[Required task] All the data must come back unchanged, except that pictures are left out.

[Collection entries]
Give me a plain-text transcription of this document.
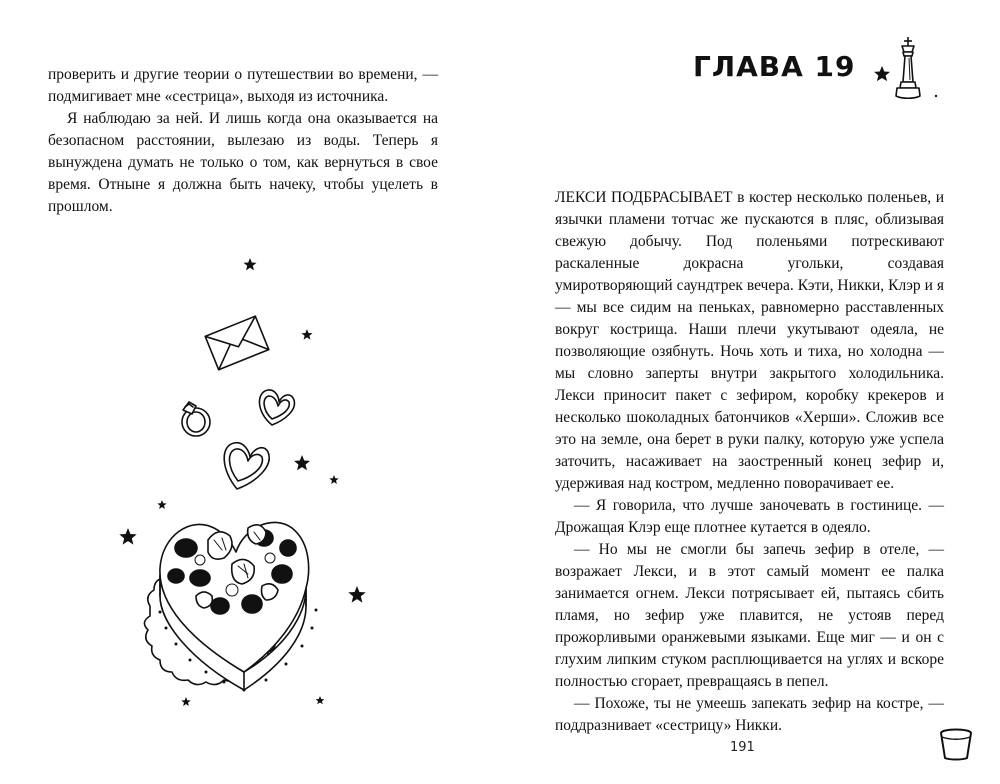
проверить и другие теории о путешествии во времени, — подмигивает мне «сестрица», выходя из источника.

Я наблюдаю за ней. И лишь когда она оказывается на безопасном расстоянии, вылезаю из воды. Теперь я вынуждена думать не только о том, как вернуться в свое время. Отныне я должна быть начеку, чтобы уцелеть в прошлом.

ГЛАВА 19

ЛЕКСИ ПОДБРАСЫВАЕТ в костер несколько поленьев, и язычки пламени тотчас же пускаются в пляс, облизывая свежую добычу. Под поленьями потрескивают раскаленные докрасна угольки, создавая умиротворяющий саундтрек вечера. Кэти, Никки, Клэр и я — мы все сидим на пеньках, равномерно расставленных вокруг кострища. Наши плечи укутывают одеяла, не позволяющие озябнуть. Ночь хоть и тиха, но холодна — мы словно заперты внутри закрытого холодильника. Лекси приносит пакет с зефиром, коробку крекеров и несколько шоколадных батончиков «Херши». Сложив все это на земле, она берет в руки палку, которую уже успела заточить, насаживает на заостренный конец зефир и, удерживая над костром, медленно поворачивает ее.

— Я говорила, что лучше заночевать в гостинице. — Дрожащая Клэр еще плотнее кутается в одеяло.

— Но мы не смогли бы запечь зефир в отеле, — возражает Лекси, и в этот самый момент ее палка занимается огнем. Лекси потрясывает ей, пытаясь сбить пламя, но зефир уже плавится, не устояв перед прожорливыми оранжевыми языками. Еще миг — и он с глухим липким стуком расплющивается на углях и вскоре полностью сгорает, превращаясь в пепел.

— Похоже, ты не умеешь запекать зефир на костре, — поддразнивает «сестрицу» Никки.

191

[Solution below]
Give me a plain-text transcription of this document.
проверить и другие теории о путешествии во времени, — подмигивает мне «сестрица», выходя из источника.

Я наблюдаю за ней. И лишь когда она оказывается на безопасном расстоянии, вылезаю из воды. Теперь я вынуждена думать не только о том, как вернуться в свое время. Отныне я должна быть начеку, чтобы уцелеть в прошлом.

ГЛАВА 19

ЛЕКСИ ПОДБРАСЫВАЕТ в костер несколько поленьев, и язычки пламени тотчас же пускаются в пляс, облизывая свежую добычу. Под поленьями потрескивают раскаленные докрасна угольки, создавая умиротворяющий саундтрек вечера. Кэти, Никки, Клэр и я — мы все сидим на пеньках, равномерно расставленных вокруг кострища. Наши плечи укутывают одеяла, не позволяющие озябнуть. Ночь хоть и тиха, но холодна — мы словно заперты внутри закрытого холодильника. Лекси приносит пакет с зефиром, коробку крекеров и несколько шоколадных батончиков «Херши». Сложив все это на земле, она берет в руки палку, которую уже успела заточить, насаживает на заостренный конец зефир и, удерживая над костром, медленно поворачивает ее.

— Я говорила, что лучше заночевать в гостинице. — Дрожащая Клэр еще плотнее кутается в одеяло.

— Но мы не смогли бы запечь зефир в отеле, — возражает Лекси, и в этот самый момент ее палка занимается огнем. Лекси потрясывает ей, пытаясь сбить пламя, но зефир уже плавится, не устояв перед прожорливыми оранжевыми языками. Еще миг — и он с глухим липким стуком расплющивается на углях и вскоре полностью сгорает, превращаясь в пепел.

— Похоже, ты не умеешь запекать зефир на костре, — поддразнивает «сестрицу» Никки.

191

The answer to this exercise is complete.